***** SUPPLIED RECORDS *****

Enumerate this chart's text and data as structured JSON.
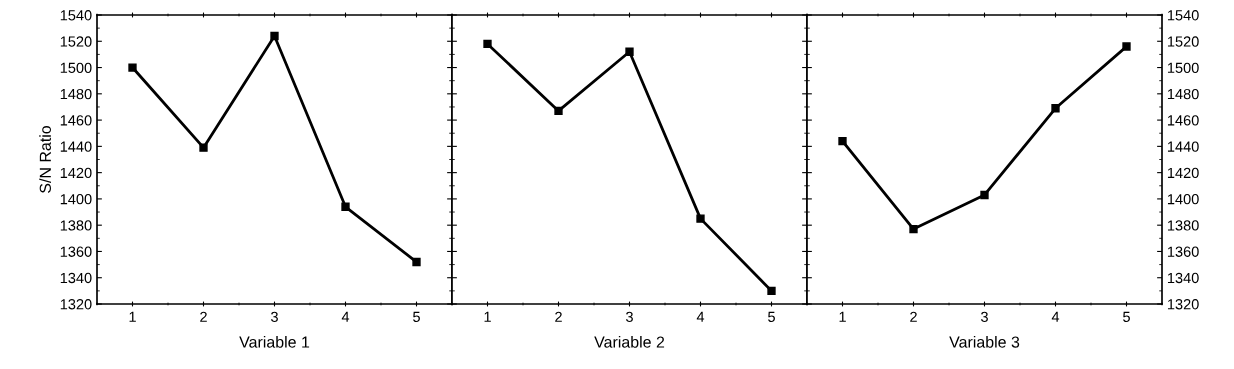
{
  "chart_data": [
    {
      "type": "line",
      "xlabel": "Variable 1",
      "ylabel": "S/N Ratio",
      "x": [
        1,
        2,
        3,
        4,
        5
      ],
      "marker": "square",
      "line_style": "solid",
      "xlim": [
        0.5,
        5.5
      ],
      "xticks": [
        1,
        2,
        3,
        4,
        5
      ],
      "ylim": [
        1320,
        1540
      ],
      "yticks": [
        1320,
        1340,
        1360,
        1380,
        1400,
        1420,
        1440,
        1460,
        1480,
        1500,
        1520,
        1540
      ],
      "series": [
        {
          "color": "#000000",
          "values": [
            1500,
            1439,
            1524,
            1394,
            1352
          ]
        }
      ]
    },
    {
      "type": "line",
      "xlabel": "Variable 2",
      "x": [
        1,
        2,
        3,
        4,
        5
      ],
      "marker": "square",
      "line_style": "solid",
      "xlim": [
        0.5,
        5.5
      ],
      "xticks": [
        1,
        2,
        3,
        4,
        5
      ],
      "ylim": [
        1320,
        1540
      ],
      "yticks": [
        1320,
        1340,
        1360,
        1380,
        1400,
        1420,
        1440,
        1460,
        1480,
        1500,
        1520,
        1540
      ],
      "tick_labels": "x",
      "series": [
        {
          "color": "#000000",
          "values": [
            1518,
            1467,
            1512,
            1385,
            1330
          ]
        }
      ]
    },
    {
      "type": "line",
      "xlabel": "Variable 3",
      "x": [
        1,
        2,
        3,
        4,
        5
      ],
      "marker": "square",
      "line_style": "solid",
      "xlim": [
        0.5,
        5.5
      ],
      "xticks": [
        1,
        2,
        3,
        4,
        5
      ],
      "y2lim": [
        1320,
        1540
      ],
      "y2ticks": [
        1320,
        1340,
        1360,
        1380,
        1400,
        1420,
        1440,
        1460,
        1480,
        1500,
        1520,
        1540
      ],
      "series": [
        {
          "color": "#000000",
          "axis": "y2",
          "values": [
            1444,
            1377,
            1403,
            1469,
            1516
          ]
        }
      ]
    }
  ]
}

*****

- WHAT THE TASK ASKS
Return every line of the records exactly as given, pictures excluded.

- WRITTEN ANSWER
Enumerate this chart's text and data as structured JSON.
{
  "chart_data": [
    {
      "type": "line",
      "xlabel": "Variable 1",
      "ylabel": "S/N Ratio",
      "x": [
        1,
        2,
        3,
        4,
        5
      ],
      "marker": "square",
      "line_style": "solid",
      "xlim": [
        0.5,
        5.5
      ],
      "xticks": [
        1,
        2,
        3,
        4,
        5
      ],
      "ylim": [
        1320,
        1540
      ],
      "yticks": [
        1320,
        1340,
        1360,
        1380,
        1400,
        1420,
        1440,
        1460,
        1480,
        1500,
        1520,
        1540
      ],
      "series": [
        {
          "color": "#000000",
          "values": [
            1500,
            1439,
            1524,
            1394,
            1352
          ]
        }
      ]
    },
    {
      "type": "line",
      "xlabel": "Variable 2",
      "x": [
        1,
        2,
        3,
        4,
        5
      ],
      "marker": "square",
      "line_style": "solid",
      "xlim": [
        0.5,
        5.5
      ],
      "xticks": [
        1,
        2,
        3,
        4,
        5
      ],
      "ylim": [
        1320,
        1540
      ],
      "yticks": [
        1320,
        1340,
        1360,
        1380,
        1400,
        1420,
        1440,
        1460,
        1480,
        1500,
        1520,
        1540
      ],
      "tick_labels": "x",
      "series": [
        {
          "color": "#000000",
          "values": [
            1518,
            1467,
            1512,
            1385,
            1330
          ]
        }
      ]
    },
    {
      "type": "line",
      "xlabel": "Variable 3",
      "x": [
        1,
        2,
        3,
        4,
        5
      ],
      "marker": "square",
      "line_style": "solid",
      "xlim": [
        0.5,
        5.5
      ],
      "xticks": [
        1,
        2,
        3,
        4,
        5
      ],
      "y2lim": [
        1320,
        1540
      ],
      "y2ticks": [
        1320,
        1340,
        1360,
        1380,
        1400,
        1420,
        1440,
        1460,
        1480,
        1500,
        1520,
        1540
      ],
      "series": [
        {
          "color": "#000000",
          "axis": "y2",
          "values": [
            1444,
            1377,
            1403,
            1469,
            1516
          ]
        }
      ]
    }
  ]
}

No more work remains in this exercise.